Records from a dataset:

::::::

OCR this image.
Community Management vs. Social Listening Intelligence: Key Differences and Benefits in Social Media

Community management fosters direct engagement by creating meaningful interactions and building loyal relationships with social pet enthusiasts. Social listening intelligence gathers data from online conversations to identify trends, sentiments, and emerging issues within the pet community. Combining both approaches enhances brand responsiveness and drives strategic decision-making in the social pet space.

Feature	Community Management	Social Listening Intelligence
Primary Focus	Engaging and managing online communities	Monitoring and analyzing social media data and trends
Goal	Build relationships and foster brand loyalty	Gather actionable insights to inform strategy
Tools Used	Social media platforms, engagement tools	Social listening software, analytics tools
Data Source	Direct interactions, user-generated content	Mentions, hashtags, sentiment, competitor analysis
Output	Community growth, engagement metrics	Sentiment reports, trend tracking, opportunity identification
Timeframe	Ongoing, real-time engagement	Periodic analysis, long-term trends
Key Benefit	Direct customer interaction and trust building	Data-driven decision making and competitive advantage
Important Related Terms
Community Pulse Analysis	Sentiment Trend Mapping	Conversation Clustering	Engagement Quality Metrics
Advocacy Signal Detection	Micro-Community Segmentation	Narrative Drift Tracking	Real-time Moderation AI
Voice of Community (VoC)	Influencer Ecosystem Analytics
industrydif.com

::::::

> [Exercise brief]
Retype the material in full. Each word must match.

> [Result of this exercise]
OCR this image.
Community Management vs. Social Listening Intelligence: Key Differences and Benefits in Social Media

Community management fosters direct engagement by creating meaningful interactions and building loyal relationships with social pet enthusiasts. Social listening intelligence gathers data from online conversations to identify trends, sentiments, and emerging issues within the pet community. Combining both approaches enhances brand responsiveness and drives strategic decision-making in the social pet space.

Feature	Community Management	Social Listening Intelligence
Primary Focus	Engaging and managing online communities	Monitoring and analyzing social media data and trends
Goal	Build relationships and foster brand loyalty	Gather actionable insights to inform strategy
Tools Used	Social media platforms, engagement tools	Social listening software, analytics tools
Data Source	Direct interactions, user-generated content	Mentions, hashtags, sentiment, competitor analysis
Output	Community growth, engagement metrics	Sentiment reports, trend tracking, opportunity identification
Timeframe	Ongoing, real-time engagement	Periodic analysis, long-term trends
Key Benefit	Direct customer interaction and trust building	Data-driven decision making and competitive advantage
Important Related Terms
Community Pulse Analysis	Sentiment Trend Mapping	Conversation Clustering	Engagement Quality Metrics
Advocacy Signal Detection	Micro-Community Segmentation	Narrative Drift Tracking	Real-time Moderation AI
Voice of Community (VoC)	Influencer Ecosystem Analytics
industrydif.com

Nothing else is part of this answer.